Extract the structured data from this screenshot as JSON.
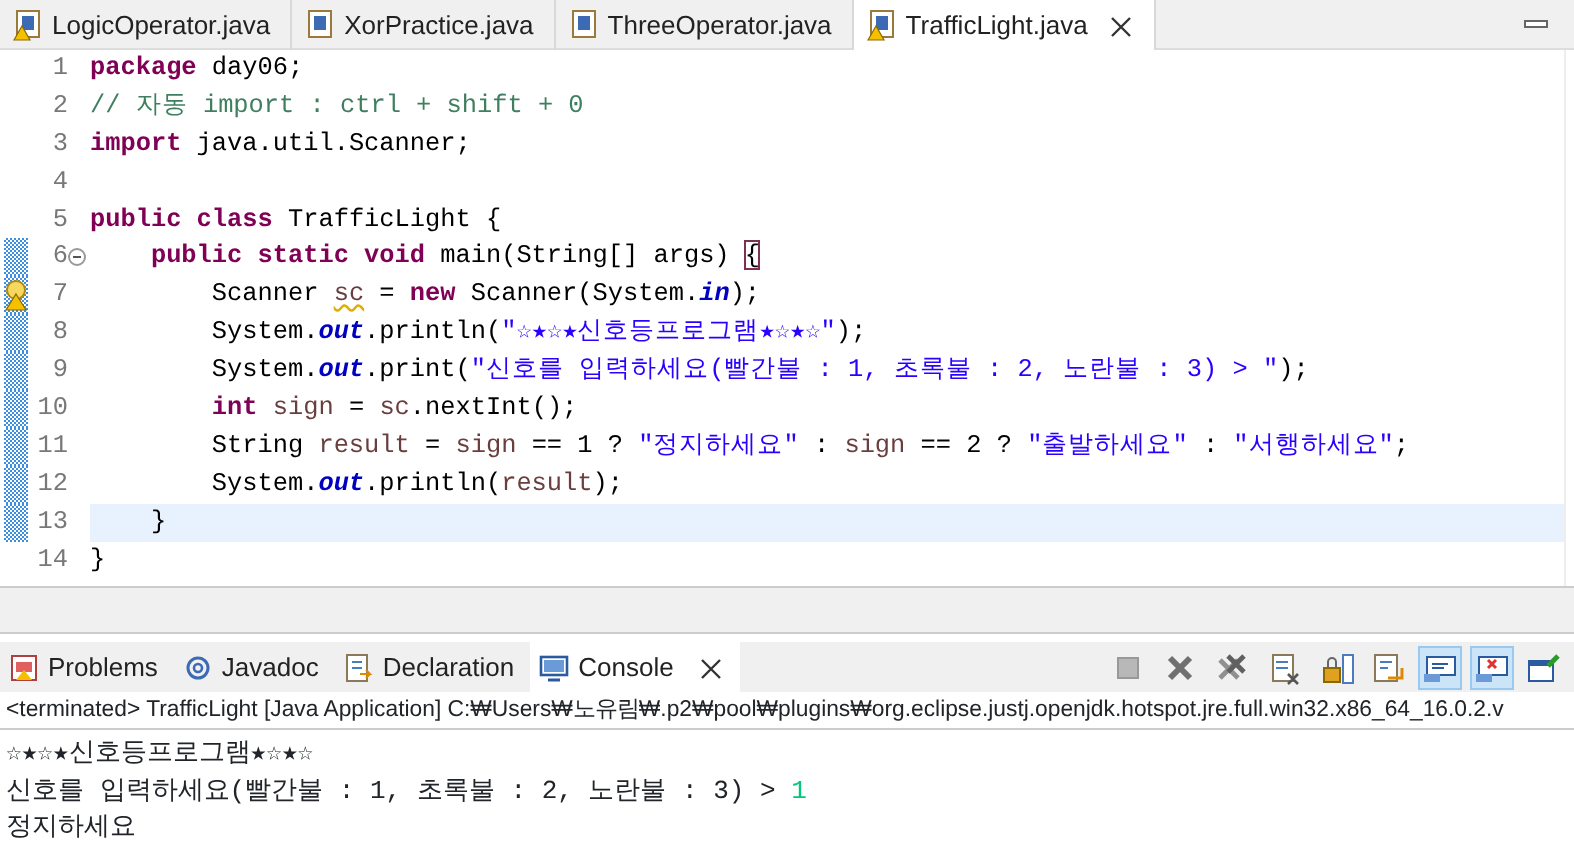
{
  "editor_tabs": [
    {
      "label": "LogicOperator.java",
      "warning": true,
      "selected": false,
      "closable": false
    },
    {
      "label": "XorPractice.java",
      "warning": false,
      "selected": false,
      "closable": false
    },
    {
      "label": "ThreeOperator.java",
      "warning": false,
      "selected": false,
      "closable": false
    },
    {
      "label": "TrafficLight.java",
      "warning": true,
      "selected": true,
      "closable": true
    }
  ],
  "code_lines": [
    {
      "number": "1",
      "changed": false,
      "current": false,
      "tokens": [
        {
          "kind": "keyword",
          "text": "package"
        },
        {
          "kind": "plain",
          "text": " day06;"
        }
      ]
    },
    {
      "number": "2",
      "changed": false,
      "current": false,
      "tokens": [
        {
          "kind": "comment",
          "text": "// 자동 import : ctrl + shift + 0"
        }
      ]
    },
    {
      "number": "3",
      "changed": false,
      "current": false,
      "tokens": [
        {
          "kind": "keyword",
          "text": "import"
        },
        {
          "kind": "plain",
          "text": " java.util.Scanner;"
        }
      ]
    },
    {
      "number": "4",
      "changed": false,
      "current": false
    },
    {
      "number": "5",
      "changed": false,
      "current": false,
      "tokens": [
        {
          "kind": "keyword",
          "text": "public class"
        },
        {
          "kind": "plain",
          "text": " TrafficLight {"
        }
      ],
      "children": [
        {
          "number": "6",
          "changed": true,
          "current": false,
          "foldable": true,
          "tokens": [
            {
              "kind": "keyword",
              "text": "public static void"
            },
            {
              "kind": "plain",
              "text": " main(String[] args) "
            },
            {
              "kind": "bracket-match",
              "text": "{"
            }
          ],
          "children": [
            {
              "number": "7",
              "changed": true,
              "current": false,
              "warning": true,
              "tokens": [
                {
                  "kind": "plain",
                  "text": "Scanner "
                },
                {
                  "kind": "local-warning",
                  "text": "sc"
                },
                {
                  "kind": "plain",
                  "text": " = "
                },
                {
                  "kind": "keyword",
                  "text": "new"
                },
                {
                  "kind": "plain",
                  "text": " Scanner(System."
                },
                {
                  "kind": "field",
                  "text": "in"
                },
                {
                  "kind": "plain",
                  "text": ");"
                }
              ]
            },
            {
              "number": "8",
              "changed": true,
              "current": false,
              "tokens": [
                {
                  "kind": "plain",
                  "text": "System."
                },
                {
                  "kind": "field",
                  "text": "out"
                },
                {
                  "kind": "plain",
                  "text": ".println("
                },
                {
                  "kind": "string",
                  "text": "\"☆★☆★신호등프로그램★☆★☆\""
                },
                {
                  "kind": "plain",
                  "text": ");"
                }
              ]
            },
            {
              "number": "9",
              "changed": true,
              "current": false,
              "tokens": [
                {
                  "kind": "plain",
                  "text": "System."
                },
                {
                  "kind": "field",
                  "text": "out"
                },
                {
                  "kind": "plain",
                  "text": ".print("
                },
                {
                  "kind": "string",
                  "text": "\"신호를 입력하세요(빨간불 : 1, 초록불 : 2, 노란불 : 3) > \""
                },
                {
                  "kind": "plain",
                  "text": ");"
                }
              ]
            },
            {
              "number": "10",
              "changed": true,
              "current": false,
              "tokens": [
                {
                  "kind": "keyword",
                  "text": "int "
                },
                {
                  "kind": "local",
                  "text": "sign"
                },
                {
                  "kind": "plain",
                  "text": " = "
                },
                {
                  "kind": "local",
                  "text": "sc"
                },
                {
                  "kind": "plain",
                  "text": ".nextInt();"
                }
              ]
            },
            {
              "number": "11",
              "changed": true,
              "current": false,
              "tokens": [
                {
                  "kind": "plain",
                  "text": "String "
                },
                {
                  "kind": "local",
                  "text": "result"
                },
                {
                  "kind": "plain",
                  "text": " = "
                },
                {
                  "kind": "local",
                  "text": "sign"
                },
                {
                  "kind": "plain",
                  "text": " == 1 ? "
                },
                {
                  "kind": "string",
                  "text": "\"정지하세요\""
                },
                {
                  "kind": "plain",
                  "text": " : "
                },
                {
                  "kind": "local",
                  "text": "sign"
                },
                {
                  "kind": "plain",
                  "text": " == 2 ? "
                },
                {
                  "kind": "string",
                  "text": "\"출발하세요\""
                },
                {
                  "kind": "plain",
                  "text": " : "
                },
                {
                  "kind": "string",
                  "text": "\"서행하세요\""
                },
                {
                  "kind": "plain",
                  "text": ";"
                }
              ]
            },
            {
              "number": "12",
              "changed": true,
              "current": false,
              "tokens": [
                {
                  "kind": "plain",
                  "text": "System."
                },
                {
                  "kind": "field",
                  "text": "out"
                },
                {
                  "kind": "plain",
                  "text": ".println("
                },
                {
                  "kind": "local",
                  "text": "result"
                },
                {
                  "kind": "plain",
                  "text": ");"
                }
              ]
            }
          ]
        },
        {
          "number": "13",
          "changed": true,
          "current": true,
          "tokens": [
            {
              "kind": "plain",
              "text": "}"
            }
          ]
        }
      ]
    },
    {
      "number": "14",
      "changed": false,
      "current": false,
      "tokens": [
        {
          "kind": "plain",
          "text": "}"
        }
      ]
    }
  ],
  "view_tabs": [
    {
      "label": "Problems",
      "kind": "problems",
      "selected": false,
      "closable": false
    },
    {
      "label": "Javadoc",
      "kind": "javadoc",
      "selected": false,
      "closable": false
    },
    {
      "label": "Declaration",
      "kind": "declaration",
      "selected": false,
      "closable": false
    },
    {
      "label": "Console",
      "kind": "console",
      "selected": true,
      "closable": true
    }
  ],
  "console_toolbar": [
    {
      "kind": "terminate",
      "pressed": false
    },
    {
      "kind": "remove",
      "pressed": false
    },
    {
      "kind": "remove-all",
      "pressed": false
    },
    {
      "kind": "clear",
      "pressed": false
    },
    {
      "kind": "scroll-lock",
      "pressed": false
    },
    {
      "kind": "word-wrap",
      "pressed": false
    },
    {
      "kind": "show-stdout",
      "pressed": true
    },
    {
      "kind": "show-stderr",
      "pressed": true
    },
    {
      "kind": "pin",
      "pressed": false
    }
  ],
  "console_status": "<terminated> TrafficLight [Java Application] C:₩Users₩노유림₩.p2₩pool₩plugins₩org.eclipse.justj.openjdk.hotspot.jre.full.win32.x86_64_16.0.2.v",
  "console_output": [
    {
      "segments": [
        {
          "kind": "output",
          "text": "☆★☆★신호등프로그램★☆★☆"
        }
      ]
    },
    {
      "segments": [
        {
          "kind": "output",
          "text": "신호를 입력하세요(빨간불 : 1, 초록불 : 2, 노란불 : 3) > "
        },
        {
          "kind": "input",
          "text": "1"
        }
      ]
    },
    {
      "segments": [
        {
          "kind": "output",
          "text": "정지하세요"
        }
      ]
    }
  ]
}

To do: Every entry must be written out exactly, with all pictures left out.

Output below:
Extract the structured data from this screenshot as JSON.
{
  "editor_tabs": [
    {
      "label": "LogicOperator.java",
      "warning": true,
      "selected": false,
      "closable": false
    },
    {
      "label": "XorPractice.java",
      "warning": false,
      "selected": false,
      "closable": false
    },
    {
      "label": "ThreeOperator.java",
      "warning": false,
      "selected": false,
      "closable": false
    },
    {
      "label": "TrafficLight.java",
      "warning": true,
      "selected": true,
      "closable": true
    }
  ],
  "code_lines": [
    {
      "number": "1",
      "changed": false,
      "current": false,
      "tokens": [
        {
          "kind": "keyword",
          "text": "package"
        },
        {
          "kind": "plain",
          "text": " day06;"
        }
      ]
    },
    {
      "number": "2",
      "changed": false,
      "current": false,
      "tokens": [
        {
          "kind": "comment",
          "text": "// 자동 import : ctrl + shift + 0"
        }
      ]
    },
    {
      "number": "3",
      "changed": false,
      "current": false,
      "tokens": [
        {
          "kind": "keyword",
          "text": "import"
        },
        {
          "kind": "plain",
          "text": " java.util.Scanner;"
        }
      ]
    },
    {
      "number": "4",
      "changed": false,
      "current": false
    },
    {
      "number": "5",
      "changed": false,
      "current": false,
      "tokens": [
        {
          "kind": "keyword",
          "text": "public class"
        },
        {
          "kind": "plain",
          "text": " TrafficLight {"
        }
      ],
      "children": [
        {
          "number": "6",
          "changed": true,
          "current": false,
          "foldable": true,
          "tokens": [
            {
              "kind": "keyword",
              "text": "public static void"
            },
            {
              "kind": "plain",
              "text": " main(String[] args) "
            },
            {
              "kind": "bracket-match",
              "text": "{"
            }
          ],
          "children": [
            {
              "number": "7",
              "changed": true,
              "current": false,
              "warning": true,
              "tokens": [
                {
                  "kind": "plain",
                  "text": "Scanner "
                },
                {
                  "kind": "local-warning",
                  "text": "sc"
                },
                {
                  "kind": "plain",
                  "text": " = "
                },
                {
                  "kind": "keyword",
                  "text": "new"
                },
                {
                  "kind": "plain",
                  "text": " Scanner(System."
                },
                {
                  "kind": "field",
                  "text": "in"
                },
                {
                  "kind": "plain",
                  "text": ");"
                }
              ]
            },
            {
              "number": "8",
              "changed": true,
              "current": false,
              "tokens": [
                {
                  "kind": "plain",
                  "text": "System."
                },
                {
                  "kind": "field",
                  "text": "out"
                },
                {
                  "kind": "plain",
                  "text": ".println("
                },
                {
                  "kind": "string",
                  "text": "\"☆★☆★신호등프로그램★☆★☆\""
                },
                {
                  "kind": "plain",
                  "text": ");"
                }
              ]
            },
            {
              "number": "9",
              "changed": true,
              "current": false,
              "tokens": [
                {
                  "kind": "plain",
                  "text": "System."
                },
                {
                  "kind": "field",
                  "text": "out"
                },
                {
                  "kind": "plain",
                  "text": ".print("
                },
                {
                  "kind": "string",
                  "text": "\"신호를 입력하세요(빨간불 : 1, 초록불 : 2, 노란불 : 3) > \""
                },
                {
                  "kind": "plain",
                  "text": ");"
                }
              ]
            },
            {
              "number": "10",
              "changed": true,
              "current": false,
              "tokens": [
                {
                  "kind": "keyword",
                  "text": "int "
                },
                {
                  "kind": "local",
                  "text": "sign"
                },
                {
                  "kind": "plain",
                  "text": " = "
                },
                {
                  "kind": "local",
                  "text": "sc"
                },
                {
                  "kind": "plain",
                  "text": ".nextInt();"
                }
              ]
            },
            {
              "number": "11",
              "changed": true,
              "current": false,
              "tokens": [
                {
                  "kind": "plain",
                  "text": "String "
                },
                {
                  "kind": "local",
                  "text": "result"
                },
                {
                  "kind": "plain",
                  "text": " = "
                },
                {
                  "kind": "local",
                  "text": "sign"
                },
                {
                  "kind": "plain",
                  "text": " == 1 ? "
                },
                {
                  "kind": "string",
                  "text": "\"정지하세요\""
                },
                {
                  "kind": "plain",
                  "text": " : "
                },
                {
                  "kind": "local",
                  "text": "sign"
                },
                {
                  "kind": "plain",
                  "text": " == 2 ? "
                },
                {
                  "kind": "string",
                  "text": "\"출발하세요\""
                },
                {
                  "kind": "plain",
                  "text": " : "
                },
                {
                  "kind": "string",
                  "text": "\"서행하세요\""
                },
                {
                  "kind": "plain",
                  "text": ";"
                }
              ]
            },
            {
              "number": "12",
              "changed": true,
              "current": false,
              "tokens": [
                {
                  "kind": "plain",
                  "text": "System."
                },
                {
                  "kind": "field",
                  "text": "out"
                },
                {
                  "kind": "plain",
                  "text": ".println("
                },
                {
                  "kind": "local",
                  "text": "result"
                },
                {
                  "kind": "plain",
                  "text": ");"
                }
              ]
            }
          ]
        },
        {
          "number": "13",
          "changed": true,
          "current": true,
          "tokens": [
            {
              "kind": "plain",
              "text": "}"
            }
          ]
        }
      ]
    },
    {
      "number": "14",
      "changed": false,
      "current": false,
      "tokens": [
        {
          "kind": "plain",
          "text": "}"
        }
      ]
    }
  ],
  "view_tabs": [
    {
      "label": "Problems",
      "kind": "problems",
      "selected": false,
      "closable": false
    },
    {
      "label": "Javadoc",
      "kind": "javadoc",
      "selected": false,
      "closable": false
    },
    {
      "label": "Declaration",
      "kind": "declaration",
      "selected": false,
      "closable": false
    },
    {
      "label": "Console",
      "kind": "console",
      "selected": true,
      "closable": true
    }
  ],
  "console_toolbar": [
    {
      "kind": "terminate",
      "pressed": false
    },
    {
      "kind": "remove",
      "pressed": false
    },
    {
      "kind": "remove-all",
      "pressed": false
    },
    {
      "kind": "clear",
      "pressed": false
    },
    {
      "kind": "scroll-lock",
      "pressed": false
    },
    {
      "kind": "word-wrap",
      "pressed": false
    },
    {
      "kind": "show-stdout",
      "pressed": true
    },
    {
      "kind": "show-stderr",
      "pressed": true
    },
    {
      "kind": "pin",
      "pressed": false
    }
  ],
  "console_status": "<terminated> TrafficLight [Java Application] C:₩Users₩노유림₩.p2₩pool₩plugins₩org.eclipse.justj.openjdk.hotspot.jre.full.win32.x86_64_16.0.2.v",
  "console_output": [
    {
      "segments": [
        {
          "kind": "output",
          "text": "☆★☆★신호등프로그램★☆★☆"
        }
      ]
    },
    {
      "segments": [
        {
          "kind": "output",
          "text": "신호를 입력하세요(빨간불 : 1, 초록불 : 2, 노란불 : 3) > "
        },
        {
          "kind": "input",
          "text": "1"
        }
      ]
    },
    {
      "segments": [
        {
          "kind": "output",
          "text": "정지하세요"
        }
      ]
    }
  ]
}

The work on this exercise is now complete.